#### Data for this exercise

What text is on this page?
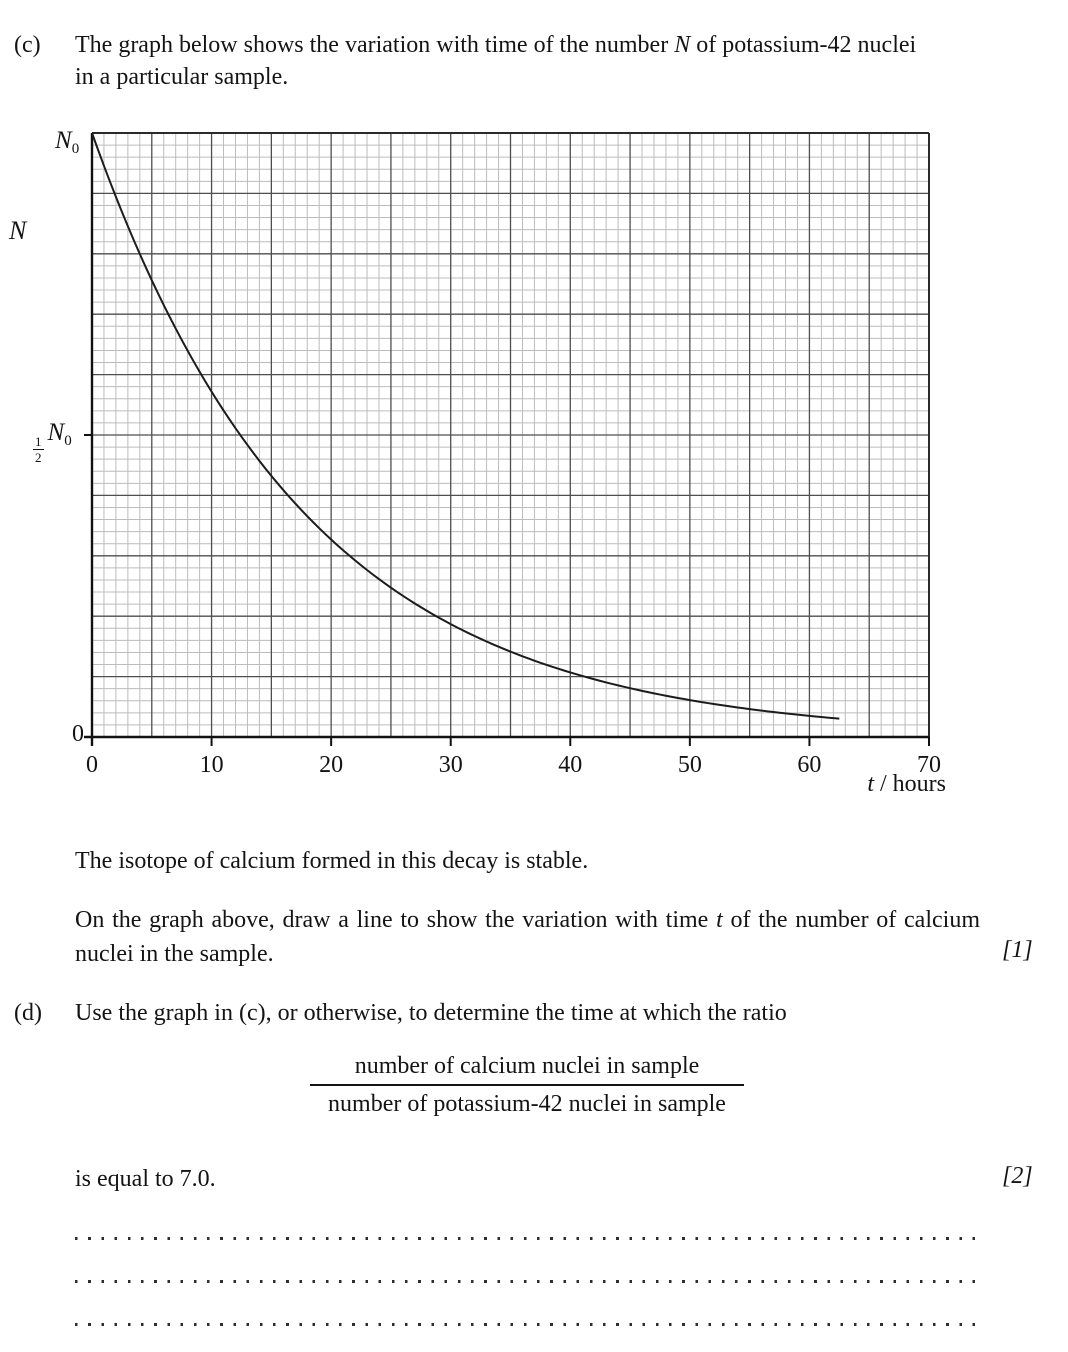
(c) The graph below shows the variation with time of the number N of potassium-42 nuclei
in a particular sample.
$N_0$
N
$\frac{1}{2}$
$N_0$
0
0	10	20	30	40	50	60	70
t / hours
The isotope of calcium formed in this decay is stable.
On the graph above, draw a line to show the variation with time t of the number of calcium nuclei in the sample.	[1]
(d) Use the graph in (c), or otherwise, to determine the time at which the ratio
number of calcium nuclei in sample
number of potassium-42 nuclei in sample
is equal to 7.0.	[2]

########

▶ **Problem details**: Without the pictures, restate each entry exactly.

▶ **Solution for this task**:
What text is on this page?
(c) The graph below shows the variation with time of the number N of potassium-42 nuclei
in a particular sample.
$N_0$
N
$\frac{1}{2}$
$N_0$
0
0	10	20	30	40	50	60	70
t / hours
The isotope of calcium formed in this decay is stable.
On the graph above, draw a line to show the variation with time t of the number of calcium nuclei in the sample.	[1]
(d) Use the graph in (c), or otherwise, to determine the time at which the ratio
number of calcium nuclei in sample
number of potassium-42 nuclei in sample
is equal to 7.0.	[2]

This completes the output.